### Written problem
What is the number of lines in the data that hold the string "готівкової"? Reply with that number only.

### Excerpt from a dataset
····················
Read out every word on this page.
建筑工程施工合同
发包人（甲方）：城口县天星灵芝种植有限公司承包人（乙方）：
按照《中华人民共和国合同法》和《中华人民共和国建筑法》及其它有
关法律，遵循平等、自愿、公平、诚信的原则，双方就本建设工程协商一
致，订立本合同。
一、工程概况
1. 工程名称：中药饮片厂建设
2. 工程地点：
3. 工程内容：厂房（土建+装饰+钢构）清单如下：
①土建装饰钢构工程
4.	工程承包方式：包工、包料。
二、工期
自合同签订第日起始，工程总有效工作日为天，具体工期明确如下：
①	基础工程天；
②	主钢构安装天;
····················
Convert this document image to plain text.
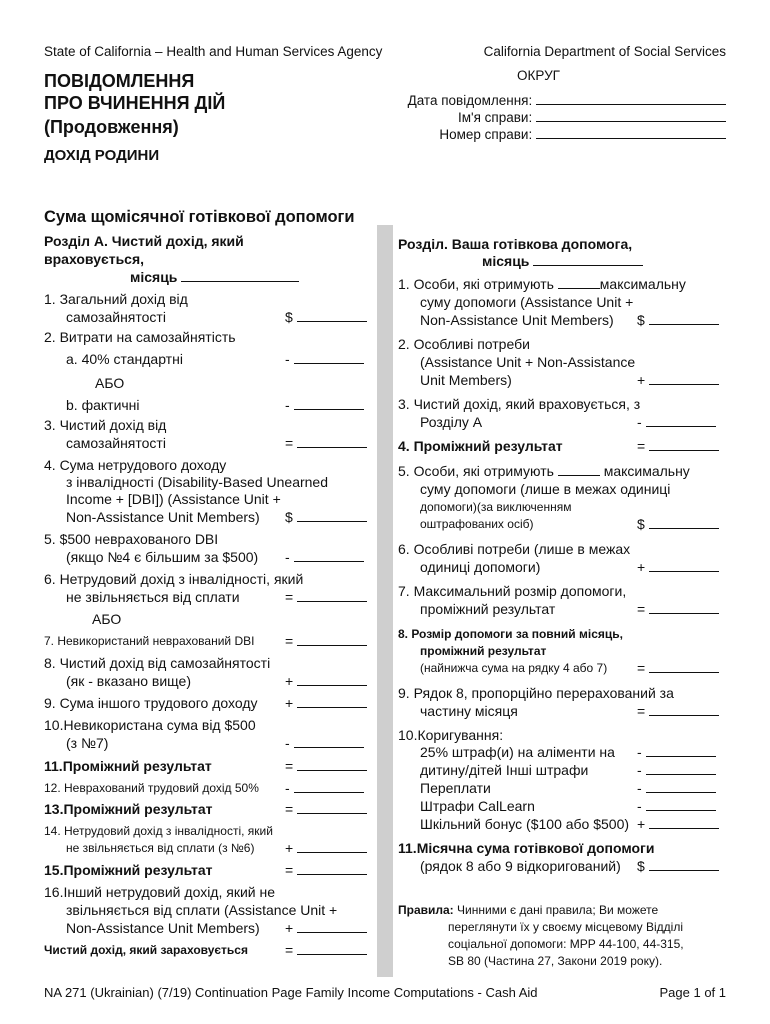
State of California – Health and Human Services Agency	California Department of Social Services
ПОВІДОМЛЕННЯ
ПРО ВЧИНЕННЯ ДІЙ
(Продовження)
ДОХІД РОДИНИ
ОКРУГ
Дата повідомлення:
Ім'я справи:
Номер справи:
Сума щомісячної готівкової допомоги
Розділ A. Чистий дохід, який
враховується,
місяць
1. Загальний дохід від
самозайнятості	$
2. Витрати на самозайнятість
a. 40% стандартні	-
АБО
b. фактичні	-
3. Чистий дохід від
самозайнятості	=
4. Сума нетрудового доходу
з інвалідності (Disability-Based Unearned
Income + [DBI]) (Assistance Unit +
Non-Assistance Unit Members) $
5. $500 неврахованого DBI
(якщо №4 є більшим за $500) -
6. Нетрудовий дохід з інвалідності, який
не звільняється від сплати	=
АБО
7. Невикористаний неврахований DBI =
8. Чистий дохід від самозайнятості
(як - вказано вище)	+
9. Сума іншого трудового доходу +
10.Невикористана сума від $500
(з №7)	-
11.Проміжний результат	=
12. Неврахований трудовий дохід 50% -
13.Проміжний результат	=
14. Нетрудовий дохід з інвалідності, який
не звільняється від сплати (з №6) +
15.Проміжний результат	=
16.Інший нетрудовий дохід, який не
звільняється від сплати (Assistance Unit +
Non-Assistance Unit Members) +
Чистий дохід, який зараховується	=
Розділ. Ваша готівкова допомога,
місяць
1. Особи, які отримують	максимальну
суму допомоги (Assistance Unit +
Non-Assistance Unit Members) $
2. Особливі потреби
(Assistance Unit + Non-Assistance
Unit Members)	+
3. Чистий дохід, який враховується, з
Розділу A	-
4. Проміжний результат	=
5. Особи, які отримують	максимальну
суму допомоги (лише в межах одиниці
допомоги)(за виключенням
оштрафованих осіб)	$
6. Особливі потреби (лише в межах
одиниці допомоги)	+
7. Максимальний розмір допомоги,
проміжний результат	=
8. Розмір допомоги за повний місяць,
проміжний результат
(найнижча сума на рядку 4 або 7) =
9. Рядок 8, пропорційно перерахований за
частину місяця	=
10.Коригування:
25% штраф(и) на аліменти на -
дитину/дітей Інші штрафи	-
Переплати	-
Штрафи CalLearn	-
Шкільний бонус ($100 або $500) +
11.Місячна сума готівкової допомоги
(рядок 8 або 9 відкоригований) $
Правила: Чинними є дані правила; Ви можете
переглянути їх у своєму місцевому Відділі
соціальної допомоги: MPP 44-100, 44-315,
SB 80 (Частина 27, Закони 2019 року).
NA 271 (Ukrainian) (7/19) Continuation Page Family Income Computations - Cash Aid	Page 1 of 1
····················
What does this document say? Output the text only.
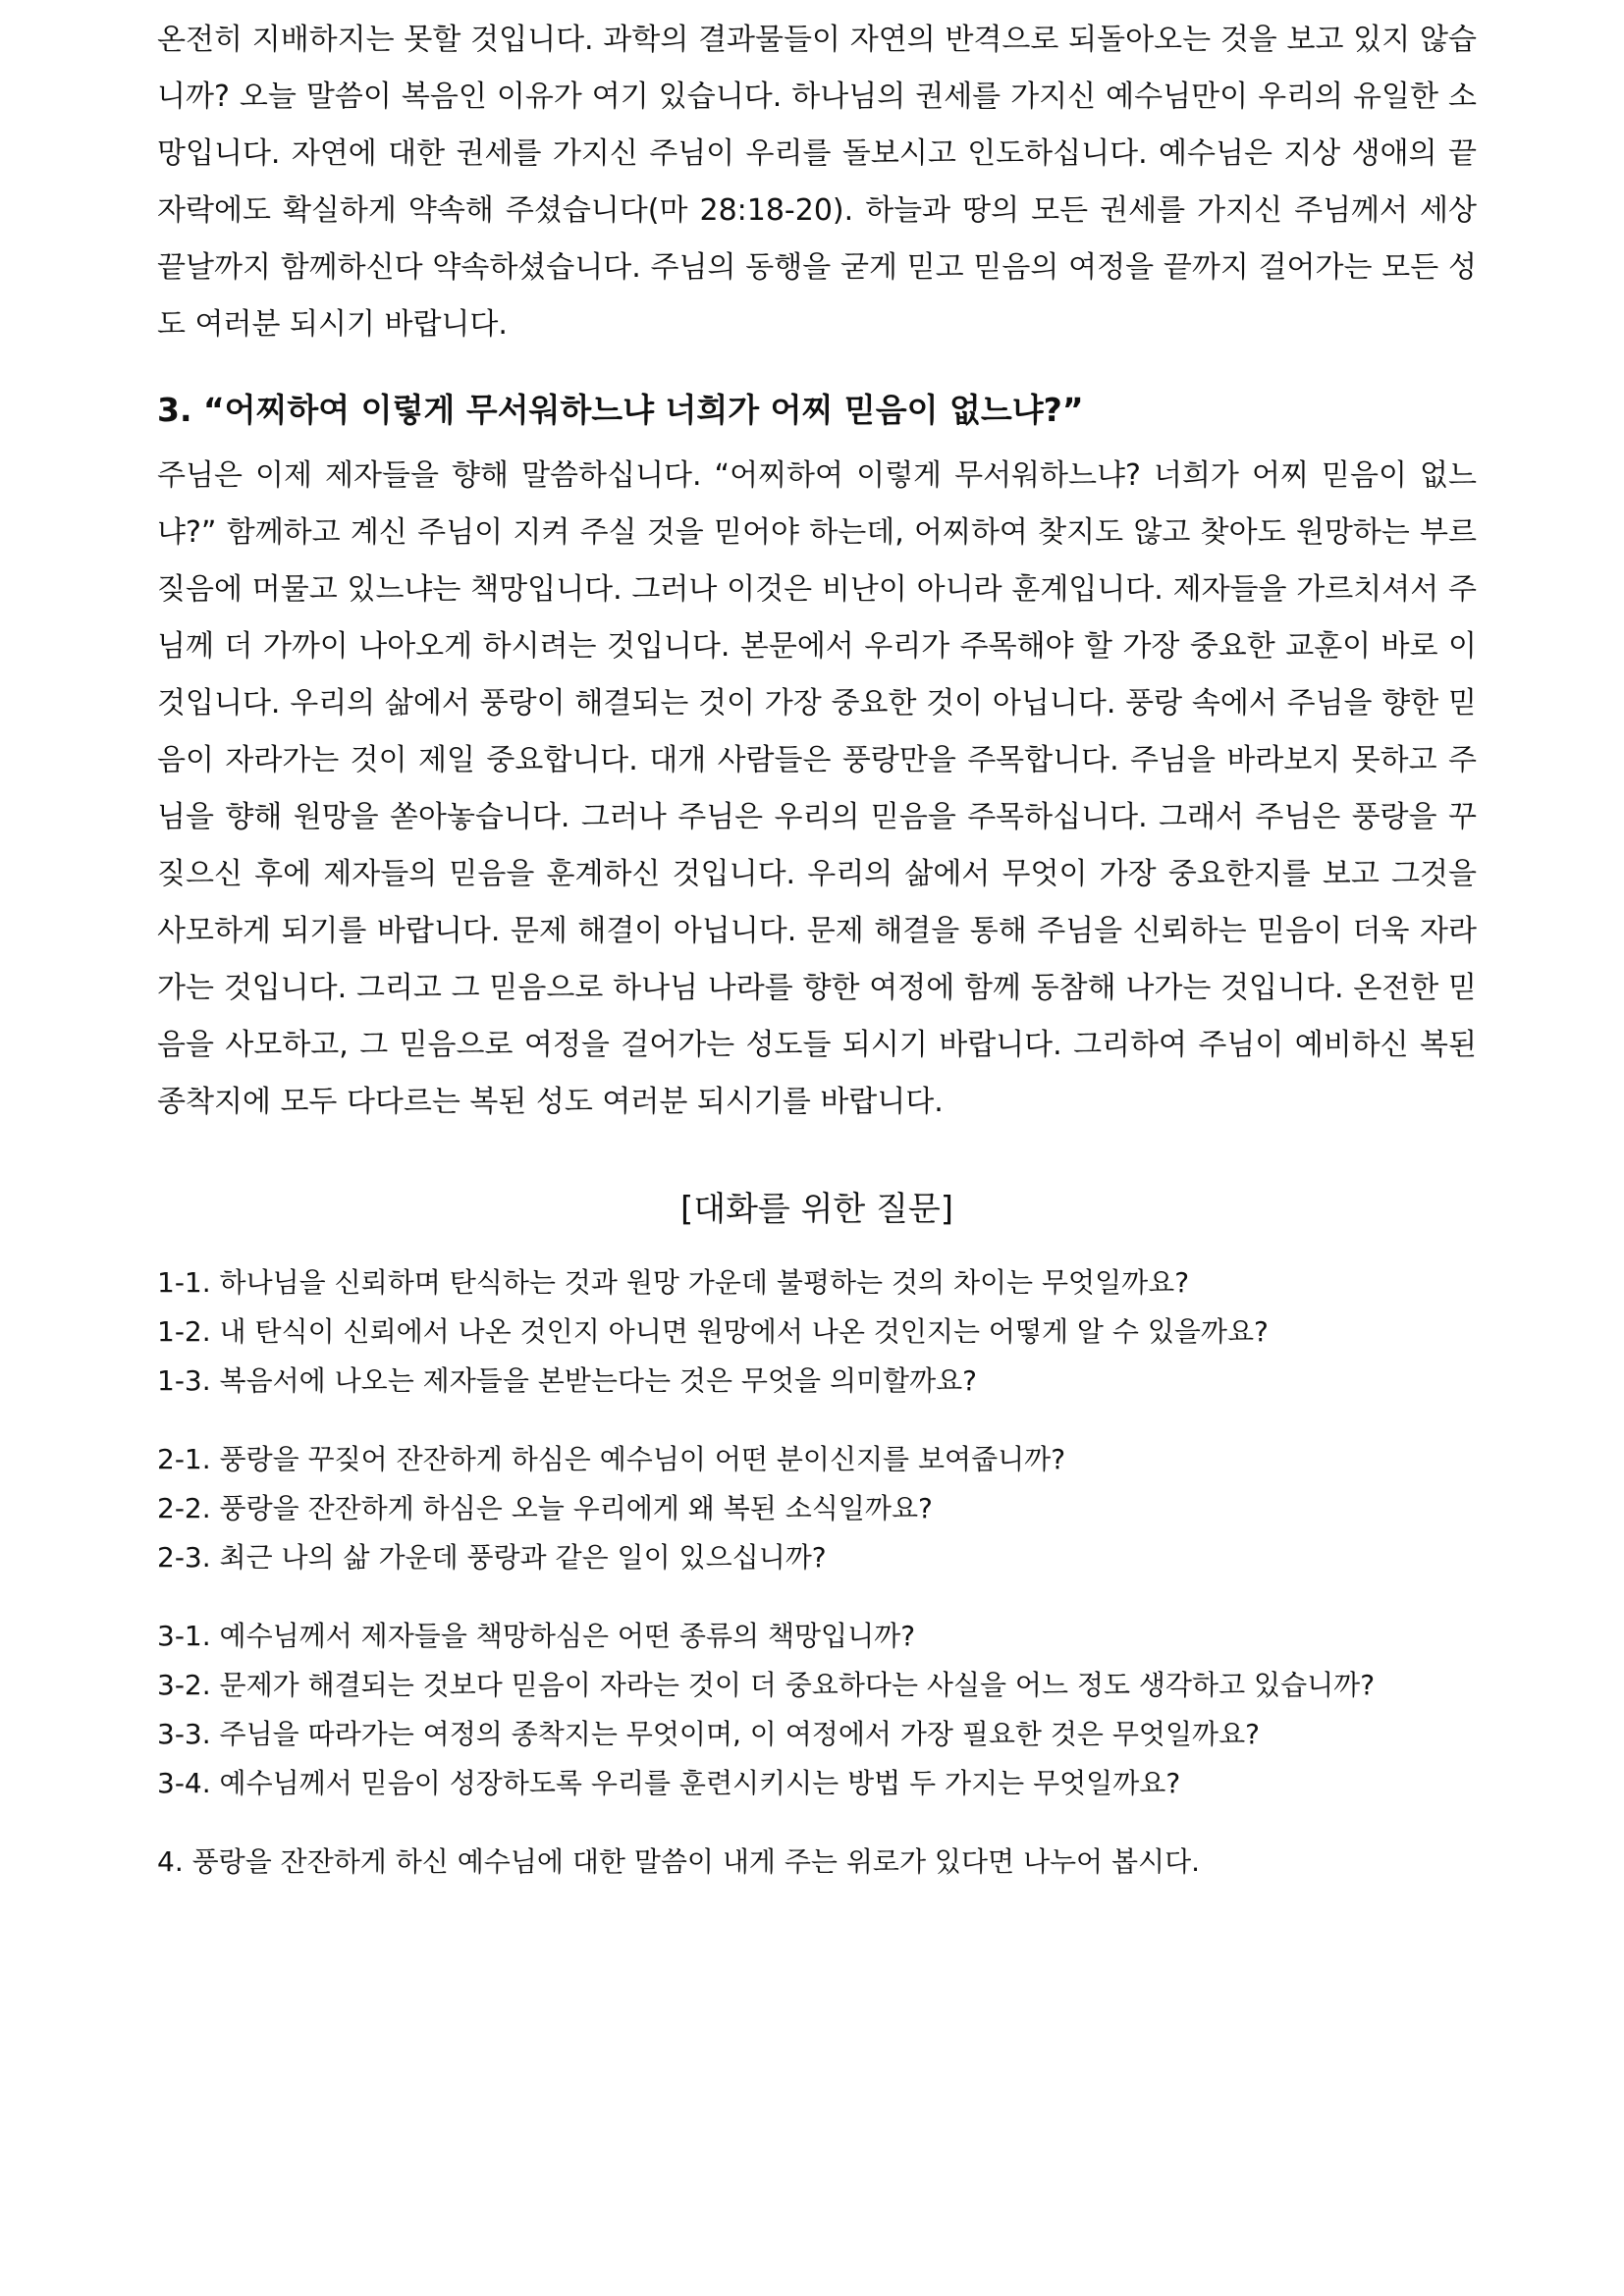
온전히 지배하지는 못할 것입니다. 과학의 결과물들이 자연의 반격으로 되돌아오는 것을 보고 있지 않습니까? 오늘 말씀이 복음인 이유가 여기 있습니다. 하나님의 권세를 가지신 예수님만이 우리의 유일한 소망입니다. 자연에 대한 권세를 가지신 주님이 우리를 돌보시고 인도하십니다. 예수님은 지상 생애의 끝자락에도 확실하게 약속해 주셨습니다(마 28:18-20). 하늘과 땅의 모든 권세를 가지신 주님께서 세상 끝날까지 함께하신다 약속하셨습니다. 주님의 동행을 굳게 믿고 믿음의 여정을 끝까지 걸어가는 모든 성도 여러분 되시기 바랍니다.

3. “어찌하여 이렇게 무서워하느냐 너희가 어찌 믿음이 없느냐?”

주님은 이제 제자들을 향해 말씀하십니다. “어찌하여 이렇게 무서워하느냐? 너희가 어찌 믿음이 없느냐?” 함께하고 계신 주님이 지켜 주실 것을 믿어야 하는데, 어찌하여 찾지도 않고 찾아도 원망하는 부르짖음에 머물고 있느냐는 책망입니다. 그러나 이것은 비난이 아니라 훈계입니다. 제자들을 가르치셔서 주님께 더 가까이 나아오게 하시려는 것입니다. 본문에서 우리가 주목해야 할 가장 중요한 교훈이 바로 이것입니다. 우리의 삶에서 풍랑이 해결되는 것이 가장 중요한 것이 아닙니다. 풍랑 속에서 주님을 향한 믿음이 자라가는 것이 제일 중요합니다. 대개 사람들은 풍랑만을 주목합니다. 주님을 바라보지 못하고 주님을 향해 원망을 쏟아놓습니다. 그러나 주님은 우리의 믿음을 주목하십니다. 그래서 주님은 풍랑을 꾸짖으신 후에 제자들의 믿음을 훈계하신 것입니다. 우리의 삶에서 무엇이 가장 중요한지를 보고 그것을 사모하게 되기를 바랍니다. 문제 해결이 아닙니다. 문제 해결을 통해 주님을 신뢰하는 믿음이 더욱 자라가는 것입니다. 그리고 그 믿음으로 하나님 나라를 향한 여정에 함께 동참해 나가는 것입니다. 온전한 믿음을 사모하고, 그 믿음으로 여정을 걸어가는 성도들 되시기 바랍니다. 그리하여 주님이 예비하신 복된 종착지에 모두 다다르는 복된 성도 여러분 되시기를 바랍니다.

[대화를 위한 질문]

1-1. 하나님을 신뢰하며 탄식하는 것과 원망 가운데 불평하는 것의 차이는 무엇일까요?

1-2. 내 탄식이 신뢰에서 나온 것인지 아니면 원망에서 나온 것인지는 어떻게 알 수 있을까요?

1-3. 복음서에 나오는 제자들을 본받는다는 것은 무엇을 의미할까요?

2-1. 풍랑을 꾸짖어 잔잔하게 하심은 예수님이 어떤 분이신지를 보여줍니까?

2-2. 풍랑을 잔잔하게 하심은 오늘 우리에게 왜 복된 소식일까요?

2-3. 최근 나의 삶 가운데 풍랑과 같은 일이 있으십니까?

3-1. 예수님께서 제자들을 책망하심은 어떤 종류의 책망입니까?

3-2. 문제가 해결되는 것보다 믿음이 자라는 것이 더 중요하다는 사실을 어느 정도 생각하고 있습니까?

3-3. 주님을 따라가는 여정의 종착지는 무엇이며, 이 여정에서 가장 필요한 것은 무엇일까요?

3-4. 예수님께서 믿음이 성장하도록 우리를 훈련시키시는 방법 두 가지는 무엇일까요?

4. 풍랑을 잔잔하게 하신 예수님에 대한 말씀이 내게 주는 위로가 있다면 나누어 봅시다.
····················
### Answer to this task
2